MATERIAL TO PROCESS –
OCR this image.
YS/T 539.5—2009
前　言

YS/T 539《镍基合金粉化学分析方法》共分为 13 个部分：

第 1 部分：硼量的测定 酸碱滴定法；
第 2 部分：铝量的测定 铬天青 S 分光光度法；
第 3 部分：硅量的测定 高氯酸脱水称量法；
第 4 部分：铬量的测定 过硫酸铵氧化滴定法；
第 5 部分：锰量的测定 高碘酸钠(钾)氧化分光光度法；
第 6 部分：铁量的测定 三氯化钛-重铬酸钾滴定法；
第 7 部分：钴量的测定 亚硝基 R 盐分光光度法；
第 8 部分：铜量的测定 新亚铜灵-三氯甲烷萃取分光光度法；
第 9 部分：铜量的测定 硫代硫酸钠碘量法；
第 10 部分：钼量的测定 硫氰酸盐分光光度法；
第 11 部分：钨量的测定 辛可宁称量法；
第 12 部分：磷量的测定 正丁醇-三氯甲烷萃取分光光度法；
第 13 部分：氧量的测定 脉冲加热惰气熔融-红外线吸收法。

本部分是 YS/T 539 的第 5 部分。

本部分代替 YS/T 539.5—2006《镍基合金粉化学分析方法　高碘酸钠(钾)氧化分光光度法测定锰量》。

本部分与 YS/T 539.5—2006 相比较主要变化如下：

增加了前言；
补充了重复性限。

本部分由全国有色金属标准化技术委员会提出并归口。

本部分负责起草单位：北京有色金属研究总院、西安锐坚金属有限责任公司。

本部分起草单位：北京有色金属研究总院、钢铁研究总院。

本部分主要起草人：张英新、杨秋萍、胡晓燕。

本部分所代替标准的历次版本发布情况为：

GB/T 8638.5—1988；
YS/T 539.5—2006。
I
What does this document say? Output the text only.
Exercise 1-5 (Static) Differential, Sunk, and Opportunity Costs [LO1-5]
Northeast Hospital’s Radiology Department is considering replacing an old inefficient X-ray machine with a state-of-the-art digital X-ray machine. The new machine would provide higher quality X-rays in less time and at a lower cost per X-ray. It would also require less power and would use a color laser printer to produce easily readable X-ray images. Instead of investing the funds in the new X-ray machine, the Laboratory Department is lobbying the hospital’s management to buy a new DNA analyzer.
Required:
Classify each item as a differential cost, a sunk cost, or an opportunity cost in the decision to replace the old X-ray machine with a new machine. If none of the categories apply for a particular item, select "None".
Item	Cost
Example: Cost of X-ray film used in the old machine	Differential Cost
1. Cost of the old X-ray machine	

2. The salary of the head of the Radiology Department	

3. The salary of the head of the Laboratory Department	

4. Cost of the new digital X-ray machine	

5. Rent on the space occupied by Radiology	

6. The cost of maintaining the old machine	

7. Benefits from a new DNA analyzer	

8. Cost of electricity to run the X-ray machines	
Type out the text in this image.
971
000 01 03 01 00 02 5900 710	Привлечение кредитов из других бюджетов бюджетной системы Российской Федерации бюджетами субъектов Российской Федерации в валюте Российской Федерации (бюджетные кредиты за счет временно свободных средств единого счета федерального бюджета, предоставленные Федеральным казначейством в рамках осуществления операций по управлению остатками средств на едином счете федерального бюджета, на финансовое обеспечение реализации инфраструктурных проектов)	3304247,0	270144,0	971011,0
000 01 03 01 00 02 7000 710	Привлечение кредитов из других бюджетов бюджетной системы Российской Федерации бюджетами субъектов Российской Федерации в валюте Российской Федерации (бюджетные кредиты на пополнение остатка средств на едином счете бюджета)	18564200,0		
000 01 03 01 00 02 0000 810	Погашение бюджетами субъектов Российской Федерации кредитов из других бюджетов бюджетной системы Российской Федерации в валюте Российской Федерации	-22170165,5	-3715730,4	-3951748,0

WORK TO BE COMPLETED –
Extract each line of the material exactly as it stands.

SOLVED PROBLEM –
OCR this image.
YS/T 539.5—2009
前　言

YS/T 539《镍基合金粉化学分析方法》共分为 13 个部分：

第 1 部分：硼量的测定 酸碱滴定法；
第 2 部分：铝量的测定 铬天青 S 分光光度法；
第 3 部分：硅量的测定 高氯酸脱水称量法；
第 4 部分：铬量的测定 过硫酸铵氧化滴定法；
第 5 部分：锰量的测定 高碘酸钠(钾)氧化分光光度法；
第 6 部分：铁量的测定 三氯化钛-重铬酸钾滴定法；
第 7 部分：钴量的测定 亚硝基 R 盐分光光度法；
第 8 部分：铜量的测定 新亚铜灵-三氯甲烷萃取分光光度法；
第 9 部分：铜量的测定 硫代硫酸钠碘量法；
第 10 部分：钼量的测定 硫氰酸盐分光光度法；
第 11 部分：钨量的测定 辛可宁称量法；
第 12 部分：磷量的测定 正丁醇-三氯甲烷萃取分光光度法；
第 13 部分：氧量的测定 脉冲加热惰气熔融-红外线吸收法。

本部分是 YS/T 539 的第 5 部分。

本部分代替 YS/T 539.5—2006《镍基合金粉化学分析方法　高碘酸钠(钾)氧化分光光度法测定锰量》。

本部分与 YS/T 539.5—2006 相比较主要变化如下：

增加了前言；
补充了重复性限。

本部分由全国有色金属标准化技术委员会提出并归口。

本部分负责起草单位：北京有色金属研究总院、西安锐坚金属有限责任公司。

本部分起草单位：北京有色金属研究总院、钢铁研究总院。

本部分主要起草人：张英新、杨秋萍、胡晓燕。

本部分所代替标准的历次版本发布情况为：

GB/T 8638.5—1988；
YS/T 539.5—2006。
I
What does this document say? Output the text only.
Exercise 1-5 (Static) Differential, Sunk, and Opportunity Costs [LO1-5]
Northeast Hospital’s Radiology Department is considering replacing an old inefficient X-ray machine with a state-of-the-art digital X-ray machine. The new machine would provide higher quality X-rays in less time and at a lower cost per X-ray. It would also require less power and would use a color laser printer to produce easily readable X-ray images. Instead of investing the funds in the new X-ray machine, the Laboratory Department is lobbying the hospital’s management to buy a new DNA analyzer.
Required:
Classify each item as a differential cost, a sunk cost, or an opportunity cost in the decision to replace the old X-ray machine with a new machine. If none of the categories apply for a particular item, select "None".
Item	Cost
Example: Cost of X-ray film used in the old machine	Differential Cost
1. Cost of the old X-ray machine	

2. The salary of the head of the Radiology Department	

3. The salary of the head of the Laboratory Department	

4. Cost of the new digital X-ray machine	

5. Rent on the space occupied by Radiology	

6. The cost of maintaining the old machine	

7. Benefits from a new DNA analyzer	

8. Cost of electricity to run the X-ray machines	
Type out the text in this image.
971
000 01 03 01 00 02 5900 710	Привлечение кредитов из других бюджетов бюджетной системы Российской Федерации бюджетами субъектов Российской Федерации в валюте Российской Федерации (бюджетные кредиты за счет временно свободных средств единого счета федерального бюджета, предоставленные Федеральным казначейством в рамках осуществления операций по управлению остатками средств на едином счете федерального бюджета, на финансовое обеспечение реализации инфраструктурных проектов)	3304247,0	270144,0	971011,0
000 01 03 01 00 02 7000 710	Привлечение кредитов из других бюджетов бюджетной системы Российской Федерации бюджетами субъектов Российской Федерации в валюте Российской Федерации (бюджетные кредиты на пополнение остатка средств на едином счете бюджета)	18564200,0		
000 01 03 01 00 02 0000 810	Погашение бюджетами субъектов Российской Федерации кредитов из других бюджетов бюджетной системы Российской Федерации в валюте Российской Федерации	-22170165,5	-3715730,4	-3951748,0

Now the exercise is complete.